=== STORED RECORDS ===

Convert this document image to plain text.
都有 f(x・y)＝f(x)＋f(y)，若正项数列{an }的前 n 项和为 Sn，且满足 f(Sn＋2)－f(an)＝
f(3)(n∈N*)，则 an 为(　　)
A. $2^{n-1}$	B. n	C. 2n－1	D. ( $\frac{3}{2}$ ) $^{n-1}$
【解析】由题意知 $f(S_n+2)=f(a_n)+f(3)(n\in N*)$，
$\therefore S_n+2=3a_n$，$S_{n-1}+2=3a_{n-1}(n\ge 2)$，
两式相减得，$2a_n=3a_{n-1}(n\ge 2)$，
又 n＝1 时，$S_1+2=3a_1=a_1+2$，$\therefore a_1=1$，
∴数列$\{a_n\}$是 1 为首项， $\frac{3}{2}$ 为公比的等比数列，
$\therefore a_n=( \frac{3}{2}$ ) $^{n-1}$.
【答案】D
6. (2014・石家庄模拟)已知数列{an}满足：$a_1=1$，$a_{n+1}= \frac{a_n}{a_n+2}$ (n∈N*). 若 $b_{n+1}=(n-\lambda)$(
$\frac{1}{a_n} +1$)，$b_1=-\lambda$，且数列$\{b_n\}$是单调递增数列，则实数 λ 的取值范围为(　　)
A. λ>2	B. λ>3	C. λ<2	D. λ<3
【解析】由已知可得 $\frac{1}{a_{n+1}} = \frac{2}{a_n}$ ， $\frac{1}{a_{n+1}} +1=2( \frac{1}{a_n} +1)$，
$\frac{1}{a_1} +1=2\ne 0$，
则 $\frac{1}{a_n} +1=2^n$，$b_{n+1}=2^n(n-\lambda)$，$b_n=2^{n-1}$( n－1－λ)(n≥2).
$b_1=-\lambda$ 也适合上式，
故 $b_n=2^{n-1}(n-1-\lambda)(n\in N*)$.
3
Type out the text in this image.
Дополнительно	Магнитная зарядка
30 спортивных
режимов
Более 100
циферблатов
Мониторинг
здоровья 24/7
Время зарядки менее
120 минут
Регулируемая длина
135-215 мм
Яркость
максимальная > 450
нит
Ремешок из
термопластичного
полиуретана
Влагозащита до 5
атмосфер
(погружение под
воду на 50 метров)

===

TASK:
Print every entry exactly as it appears.

THE OUTPUT:
Convert this document image to plain text.
都有 f(x・y)＝f(x)＋f(y)，若正项数列{an }的前 n 项和为 Sn，且满足 f(Sn＋2)－f(an)＝
f(3)(n∈N*)，则 an 为(　　)
A. $2^{n-1}$	B. n	C. 2n－1	D. ( $\frac{3}{2}$ ) $^{n-1}$
【解析】由题意知 $f(S_n+2)=f(a_n)+f(3)(n\in N*)$，
$\therefore S_n+2=3a_n$，$S_{n-1}+2=3a_{n-1}(n\ge 2)$，
两式相减得，$2a_n=3a_{n-1}(n\ge 2)$，
又 n＝1 时，$S_1+2=3a_1=a_1+2$，$\therefore a_1=1$，
∴数列$\{a_n\}$是 1 为首项， $\frac{3}{2}$ 为公比的等比数列，
$\therefore a_n=( \frac{3}{2}$ ) $^{n-1}$.
【答案】D
6. (2014・石家庄模拟)已知数列{an}满足：$a_1=1$，$a_{n+1}= \frac{a_n}{a_n+2}$ (n∈N*). 若 $b_{n+1}=(n-\lambda)$(
$\frac{1}{a_n} +1$)，$b_1=-\lambda$，且数列$\{b_n\}$是单调递增数列，则实数 λ 的取值范围为(　　)
A. λ>2	B. λ>3	C. λ<2	D. λ<3
【解析】由已知可得 $\frac{1}{a_{n+1}} = \frac{2}{a_n}$ ， $\frac{1}{a_{n+1}} +1=2( \frac{1}{a_n} +1)$，
$\frac{1}{a_1} +1=2\ne 0$，
则 $\frac{1}{a_n} +1=2^n$，$b_{n+1}=2^n(n-\lambda)$，$b_n=2^{n-1}$( n－1－λ)(n≥2).
$b_1=-\lambda$ 也适合上式，
故 $b_n=2^{n-1}(n-1-\lambda)(n\in N*)$.
3
Type out the text in this image.
Дополнительно	Магнитная зарядка
30 спортивных
режимов
Более 100
циферблатов
Мониторинг
здоровья 24/7
Время зарядки менее
120 минут
Регулируемая длина
135-215 мм
Яркость
максимальная > 450
нит
Ремешок из
термопластичного
полиуретана
Влагозащита до 5
атмосфер
(погружение под
воду на 50 метров)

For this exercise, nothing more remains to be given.